### Records supplied

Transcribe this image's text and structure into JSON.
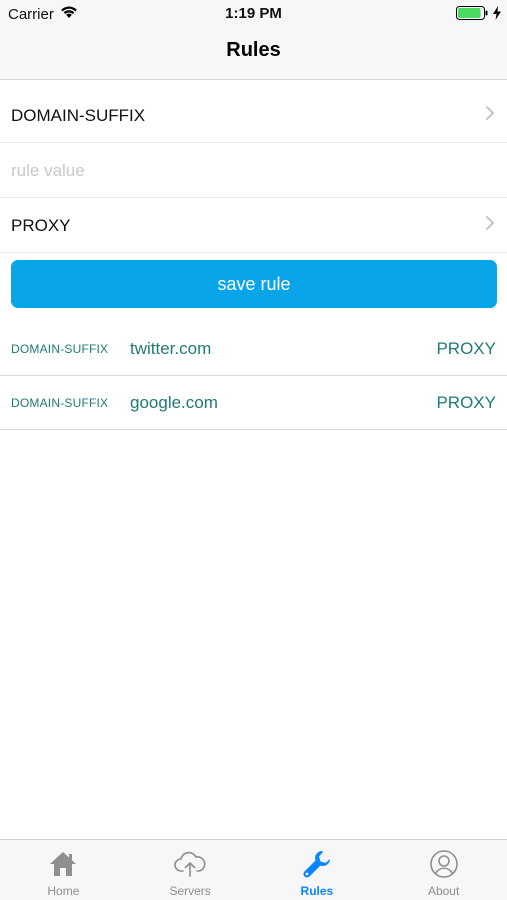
{
  "status_bar": {
    "carrier": "Carrier",
    "time": "1:19 PM",
    "battery_level": 0.9
  },
  "nav": {
    "title": "Rules"
  },
  "form": {
    "rule_type": "DOMAIN-SUFFIX",
    "rule_value_placeholder": "rule value",
    "rule_value": "",
    "policy": "PROXY",
    "save_label": "save rule"
  },
  "rules": [
    {
      "type": "DOMAIN-SUFFIX",
      "value": "twitter.com",
      "policy": "PROXY"
    },
    {
      "type": "DOMAIN-SUFFIX",
      "value": "google.com",
      "policy": "PROXY"
    }
  ],
  "tabs": [
    {
      "label": "Home",
      "icon": "home-icon"
    },
    {
      "label": "Servers",
      "icon": "cloud-upload-icon"
    },
    {
      "label": "Rules",
      "icon": "wrench-icon"
    },
    {
      "label": "About",
      "icon": "user-circle-icon"
    }
  ],
  "active_tab": "Rules",
  "colors": {
    "accent": "#0aa4e8",
    "tab_active": "#0a84ff",
    "rule_text": "#1f7a78",
    "battery": "#4cd964"
  }
}
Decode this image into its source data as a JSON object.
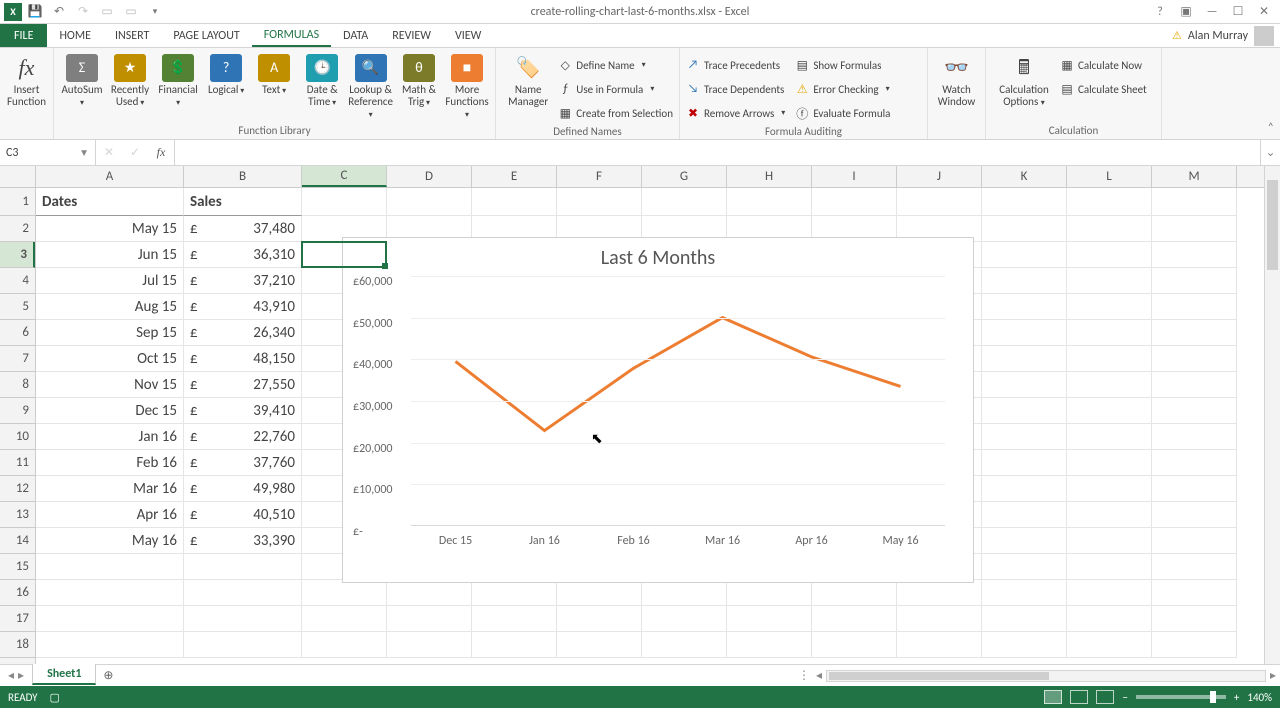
{
  "title": "create-rolling-chart-last-6-months.xlsx - Excel",
  "user": "Alan Murray",
  "tabs": {
    "file": "FILE",
    "home": "HOME",
    "insert": "INSERT",
    "page_layout": "PAGE LAYOUT",
    "formulas": "FORMULAS",
    "data": "DATA",
    "review": "REVIEW",
    "view": "VIEW",
    "active": "formulas"
  },
  "ribbon": {
    "insert_function": "Insert Function",
    "function_library": {
      "label": "Function Library",
      "autosum": "AutoSum",
      "recently": "Recently Used",
      "financial": "Financial",
      "logical": "Logical",
      "text": "Text",
      "date_time": "Date & Time",
      "lookup": "Lookup & Reference",
      "math": "Math & Trig",
      "more": "More Functions"
    },
    "defined_names": {
      "label": "Defined Names",
      "name_manager": "Name Manager",
      "define": "Define Name",
      "use": "Use in Formula",
      "create": "Create from Selection"
    },
    "auditing": {
      "label": "Formula Auditing",
      "trace_p": "Trace Precedents",
      "trace_d": "Trace Dependents",
      "remove": "Remove Arrows",
      "show": "Show Formulas",
      "error": "Error Checking",
      "eval": "Evaluate Formula"
    },
    "watch": "Watch Window",
    "calculation": {
      "label": "Calculation",
      "options": "Calculation Options",
      "now": "Calculate Now",
      "sheet": "Calculate Sheet"
    }
  },
  "namebox": "C3",
  "formula": "",
  "columns": [
    "A",
    "B",
    "C",
    "D",
    "E",
    "F",
    "G",
    "H",
    "I",
    "J",
    "K",
    "L",
    "M"
  ],
  "col_widths": {
    "A": 148,
    "B": 118,
    "default": 85
  },
  "row_heights": {
    "first": 28,
    "default": 26
  },
  "headers": {
    "A": "Dates",
    "B": "Sales"
  },
  "rows": [
    {
      "date": "May 15",
      "sym": "£",
      "val": "37,480"
    },
    {
      "date": "Jun 15",
      "sym": "£",
      "val": "36,310"
    },
    {
      "date": "Jul 15",
      "sym": "£",
      "val": "37,210"
    },
    {
      "date": "Aug 15",
      "sym": "£",
      "val": "43,910"
    },
    {
      "date": "Sep 15",
      "sym": "£",
      "val": "26,340"
    },
    {
      "date": "Oct 15",
      "sym": "£",
      "val": "48,150"
    },
    {
      "date": "Nov 15",
      "sym": "£",
      "val": "27,550"
    },
    {
      "date": "Dec 15",
      "sym": "£",
      "val": "39,410"
    },
    {
      "date": "Jan 16",
      "sym": "£",
      "val": "22,760"
    },
    {
      "date": "Feb 16",
      "sym": "£",
      "val": "37,760"
    },
    {
      "date": "Mar 16",
      "sym": "£",
      "val": "49,980"
    },
    {
      "date": "Apr 16",
      "sym": "£",
      "val": "40,510"
    },
    {
      "date": "May 16",
      "sym": "£",
      "val": "33,390"
    }
  ],
  "selected_cell": {
    "col": "C",
    "row": 3
  },
  "chart_data": {
    "type": "line",
    "title": "Last 6 Months",
    "ylabel": "",
    "ylim": [
      0,
      60000
    ],
    "yticks": [
      "£-",
      "£10,000",
      "£20,000",
      "£30,000",
      "£40,000",
      "£50,000",
      "£60,000"
    ],
    "categories": [
      "Dec 15",
      "Jan 16",
      "Feb 16",
      "Mar 16",
      "Apr 16",
      "May 16"
    ],
    "values": [
      39410,
      22760,
      37760,
      49980,
      40510,
      33390
    ],
    "color": "#ed7d31"
  },
  "sheet_tabs": {
    "active": "Sheet1"
  },
  "status": {
    "ready": "READY",
    "zoom": "140%"
  }
}
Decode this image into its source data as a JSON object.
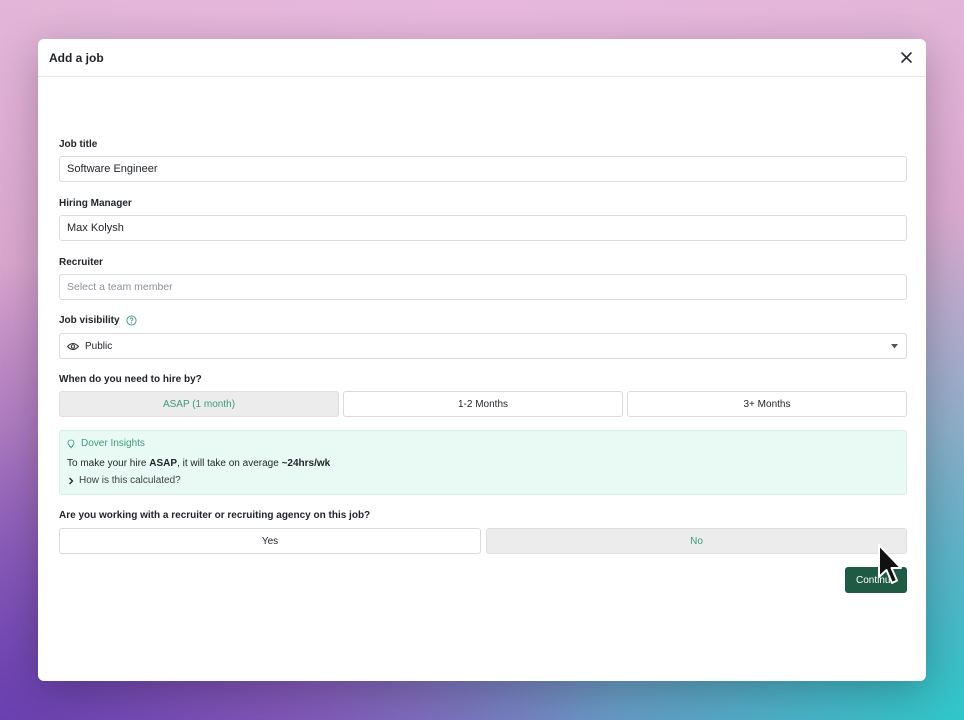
{
  "modal": {
    "title": "Add a job"
  },
  "form": {
    "job_title": {
      "label": "Job title",
      "value": "Software Engineer"
    },
    "hiring_manager": {
      "label": "Hiring Manager",
      "value": "Max Kolysh"
    },
    "recruiter": {
      "label": "Recruiter",
      "placeholder": "Select a team member"
    },
    "job_visibility": {
      "label": "Job visibility",
      "value": "Public"
    },
    "hire_by": {
      "label": "When do you need to hire by?",
      "options": [
        "ASAP (1 month)",
        "1-2 Months",
        "3+ Months"
      ],
      "selected": "ASAP (1 month)"
    },
    "insights": {
      "title": "Dover Insights",
      "text_prefix": "To make your hire ",
      "text_bold1": "ASAP",
      "text_middle": ", it will take on average ",
      "text_bold2": "~24hrs/wk",
      "link": "How is this calculated?"
    },
    "agency": {
      "label": "Are you working with a recruiter or recruiting agency on this job?",
      "options": [
        "Yes",
        "No"
      ],
      "selected": "No"
    },
    "continue_label": "Continue"
  },
  "colors": {
    "accent": "#3f9a78",
    "primary_button": "#1f5a45",
    "insights_bg": "#e9faf5"
  },
  "icons": [
    "close-icon",
    "help-circle-icon",
    "eye-icon",
    "caret-down-icon",
    "lightbulb-icon",
    "chevron-right-icon",
    "mouse-pointer-icon"
  ]
}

######

● Direction:
Copy each line of the records above that carries the word "Trace".

● Reply to the exercise:
      "trace_p": "Trace Precedents",
      "trace_d": "Trace Dependents",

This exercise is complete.